Entries taken from a collection
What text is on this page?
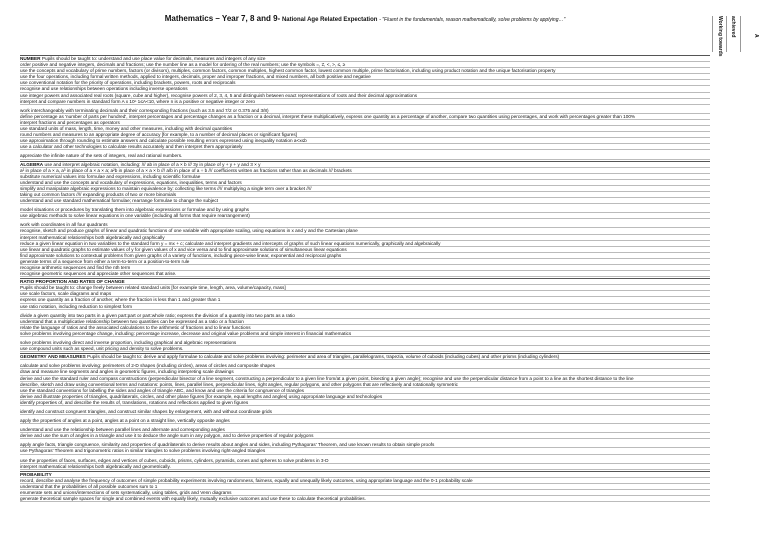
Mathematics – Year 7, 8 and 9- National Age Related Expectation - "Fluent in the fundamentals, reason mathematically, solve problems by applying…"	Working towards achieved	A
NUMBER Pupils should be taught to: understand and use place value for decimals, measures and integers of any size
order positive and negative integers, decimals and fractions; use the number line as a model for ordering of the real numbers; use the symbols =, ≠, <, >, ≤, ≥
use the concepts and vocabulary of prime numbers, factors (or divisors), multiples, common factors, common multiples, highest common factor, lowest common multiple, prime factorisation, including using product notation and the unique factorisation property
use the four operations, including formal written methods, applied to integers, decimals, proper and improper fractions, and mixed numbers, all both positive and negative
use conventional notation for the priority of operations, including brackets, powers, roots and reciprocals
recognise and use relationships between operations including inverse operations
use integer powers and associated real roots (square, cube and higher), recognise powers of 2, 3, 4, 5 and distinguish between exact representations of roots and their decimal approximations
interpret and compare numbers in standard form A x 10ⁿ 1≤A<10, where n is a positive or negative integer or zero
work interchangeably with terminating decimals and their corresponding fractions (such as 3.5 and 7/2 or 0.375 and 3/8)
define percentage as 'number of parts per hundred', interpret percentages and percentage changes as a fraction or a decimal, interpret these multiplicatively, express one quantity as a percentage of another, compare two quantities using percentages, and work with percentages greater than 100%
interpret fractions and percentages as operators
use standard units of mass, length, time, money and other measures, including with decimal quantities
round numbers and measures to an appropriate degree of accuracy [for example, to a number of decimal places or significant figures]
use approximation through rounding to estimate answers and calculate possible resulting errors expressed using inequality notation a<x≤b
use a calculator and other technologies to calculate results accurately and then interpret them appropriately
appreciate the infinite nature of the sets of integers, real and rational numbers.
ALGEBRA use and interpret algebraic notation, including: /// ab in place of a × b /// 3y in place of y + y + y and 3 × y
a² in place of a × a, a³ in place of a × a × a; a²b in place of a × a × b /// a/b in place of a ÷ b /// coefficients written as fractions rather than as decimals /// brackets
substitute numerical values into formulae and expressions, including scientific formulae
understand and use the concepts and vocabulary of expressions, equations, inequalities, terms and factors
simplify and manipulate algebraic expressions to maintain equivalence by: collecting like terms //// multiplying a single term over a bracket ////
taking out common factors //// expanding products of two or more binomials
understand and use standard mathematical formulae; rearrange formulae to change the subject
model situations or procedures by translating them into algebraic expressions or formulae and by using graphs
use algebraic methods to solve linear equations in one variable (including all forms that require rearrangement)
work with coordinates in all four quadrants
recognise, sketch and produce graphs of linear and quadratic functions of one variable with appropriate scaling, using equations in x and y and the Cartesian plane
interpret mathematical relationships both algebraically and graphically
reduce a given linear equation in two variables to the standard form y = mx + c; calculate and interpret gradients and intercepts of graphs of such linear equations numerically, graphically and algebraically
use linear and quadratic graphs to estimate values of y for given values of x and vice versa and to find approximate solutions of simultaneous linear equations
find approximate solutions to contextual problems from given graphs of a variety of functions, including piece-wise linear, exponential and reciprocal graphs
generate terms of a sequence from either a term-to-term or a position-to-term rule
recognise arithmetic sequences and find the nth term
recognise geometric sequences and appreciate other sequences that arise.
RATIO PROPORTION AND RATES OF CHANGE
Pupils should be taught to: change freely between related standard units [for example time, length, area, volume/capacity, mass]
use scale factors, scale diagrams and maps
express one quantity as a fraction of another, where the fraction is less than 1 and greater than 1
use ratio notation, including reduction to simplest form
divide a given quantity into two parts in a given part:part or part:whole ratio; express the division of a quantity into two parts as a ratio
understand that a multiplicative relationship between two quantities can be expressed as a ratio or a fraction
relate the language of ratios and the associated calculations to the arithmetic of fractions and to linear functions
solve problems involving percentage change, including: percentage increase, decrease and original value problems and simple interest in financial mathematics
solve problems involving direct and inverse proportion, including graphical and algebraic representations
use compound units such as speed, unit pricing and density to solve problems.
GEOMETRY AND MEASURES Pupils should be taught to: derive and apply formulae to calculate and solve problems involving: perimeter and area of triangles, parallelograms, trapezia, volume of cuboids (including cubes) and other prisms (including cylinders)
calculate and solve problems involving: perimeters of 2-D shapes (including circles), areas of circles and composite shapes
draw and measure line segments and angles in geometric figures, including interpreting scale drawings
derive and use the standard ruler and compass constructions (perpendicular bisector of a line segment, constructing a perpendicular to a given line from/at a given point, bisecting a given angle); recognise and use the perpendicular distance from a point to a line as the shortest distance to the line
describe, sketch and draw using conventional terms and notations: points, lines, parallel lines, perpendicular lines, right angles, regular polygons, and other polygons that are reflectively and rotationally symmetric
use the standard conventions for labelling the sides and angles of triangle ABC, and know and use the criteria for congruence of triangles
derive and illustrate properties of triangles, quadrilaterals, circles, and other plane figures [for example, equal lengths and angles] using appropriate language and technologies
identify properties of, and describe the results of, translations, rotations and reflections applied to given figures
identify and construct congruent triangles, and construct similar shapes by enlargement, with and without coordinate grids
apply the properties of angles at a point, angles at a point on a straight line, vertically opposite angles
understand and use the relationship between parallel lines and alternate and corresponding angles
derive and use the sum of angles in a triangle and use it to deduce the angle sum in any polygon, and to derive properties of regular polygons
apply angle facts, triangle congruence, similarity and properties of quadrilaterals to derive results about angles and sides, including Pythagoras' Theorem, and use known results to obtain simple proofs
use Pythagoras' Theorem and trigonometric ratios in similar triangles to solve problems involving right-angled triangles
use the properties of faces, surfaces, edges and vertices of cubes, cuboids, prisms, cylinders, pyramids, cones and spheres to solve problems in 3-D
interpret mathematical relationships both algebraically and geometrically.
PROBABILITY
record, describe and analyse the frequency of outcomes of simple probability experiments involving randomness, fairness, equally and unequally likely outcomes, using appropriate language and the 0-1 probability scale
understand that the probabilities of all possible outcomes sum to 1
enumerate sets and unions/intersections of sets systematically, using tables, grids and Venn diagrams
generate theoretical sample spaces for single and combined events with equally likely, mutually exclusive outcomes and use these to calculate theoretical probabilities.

...

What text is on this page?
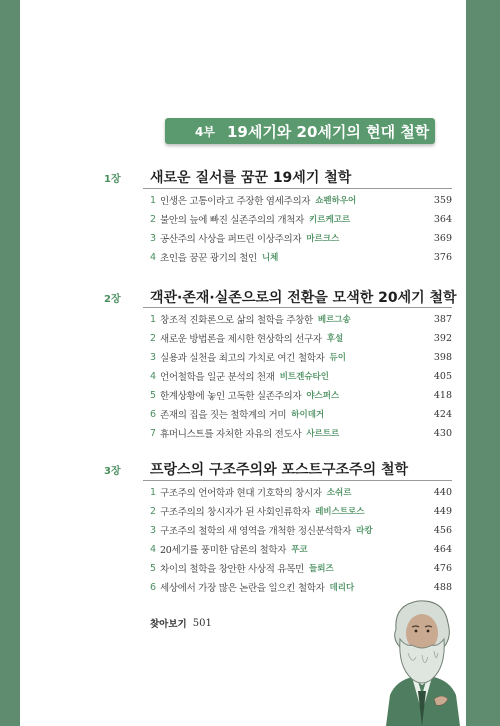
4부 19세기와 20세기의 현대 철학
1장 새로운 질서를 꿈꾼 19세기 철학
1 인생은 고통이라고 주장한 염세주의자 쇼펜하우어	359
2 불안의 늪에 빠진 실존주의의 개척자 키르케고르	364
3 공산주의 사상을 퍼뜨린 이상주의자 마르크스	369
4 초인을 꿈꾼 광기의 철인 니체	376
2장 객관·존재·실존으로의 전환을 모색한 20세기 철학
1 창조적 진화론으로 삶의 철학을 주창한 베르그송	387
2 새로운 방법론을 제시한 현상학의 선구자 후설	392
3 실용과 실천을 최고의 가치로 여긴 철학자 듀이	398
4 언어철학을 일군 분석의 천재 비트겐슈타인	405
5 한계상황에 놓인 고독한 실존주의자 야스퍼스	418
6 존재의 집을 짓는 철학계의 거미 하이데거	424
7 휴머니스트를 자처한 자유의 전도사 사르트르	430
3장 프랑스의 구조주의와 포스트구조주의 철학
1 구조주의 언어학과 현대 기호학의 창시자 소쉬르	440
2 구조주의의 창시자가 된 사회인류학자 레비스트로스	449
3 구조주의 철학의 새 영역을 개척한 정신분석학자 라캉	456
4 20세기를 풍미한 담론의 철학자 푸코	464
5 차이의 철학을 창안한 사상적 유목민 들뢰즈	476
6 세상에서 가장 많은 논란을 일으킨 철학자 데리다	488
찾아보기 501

...

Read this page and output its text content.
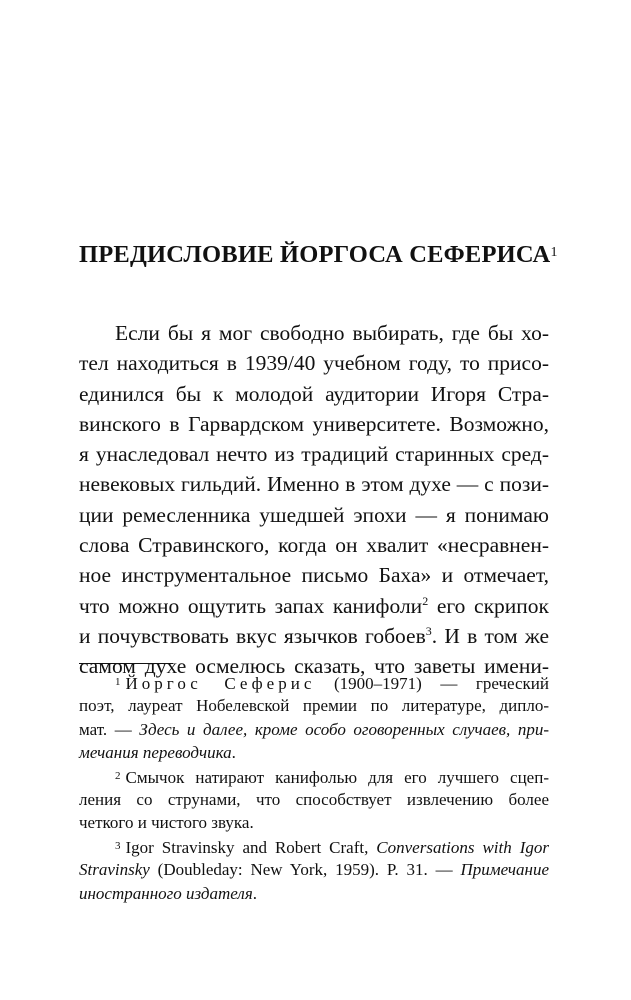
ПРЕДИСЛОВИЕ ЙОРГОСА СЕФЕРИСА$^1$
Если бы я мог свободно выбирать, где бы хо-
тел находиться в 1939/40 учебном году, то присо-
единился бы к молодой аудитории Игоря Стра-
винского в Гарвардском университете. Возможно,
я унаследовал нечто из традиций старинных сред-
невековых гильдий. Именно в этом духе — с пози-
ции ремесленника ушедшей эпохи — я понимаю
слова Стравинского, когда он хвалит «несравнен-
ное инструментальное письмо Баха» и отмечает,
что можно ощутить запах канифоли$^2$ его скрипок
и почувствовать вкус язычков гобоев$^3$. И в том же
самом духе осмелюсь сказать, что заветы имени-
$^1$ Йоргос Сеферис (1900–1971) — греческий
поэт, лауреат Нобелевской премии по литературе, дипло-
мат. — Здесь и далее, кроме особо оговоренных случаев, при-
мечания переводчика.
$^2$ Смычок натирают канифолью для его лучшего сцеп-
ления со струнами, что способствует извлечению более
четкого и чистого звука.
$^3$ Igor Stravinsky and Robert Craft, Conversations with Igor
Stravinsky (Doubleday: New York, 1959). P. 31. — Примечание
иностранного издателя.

§ **What you need to do**
Using the entries above, return each line in which the word "model" occurs.

§ **Solution to this problem**
order positive and negative integers, decimals and fractions; use the number line as a model for ordering of the real numbers; use the symbols =, ≠, <, >, ≤, ≥
model situations or procedures by translating them into algebraic expressions or formulae and by using graphs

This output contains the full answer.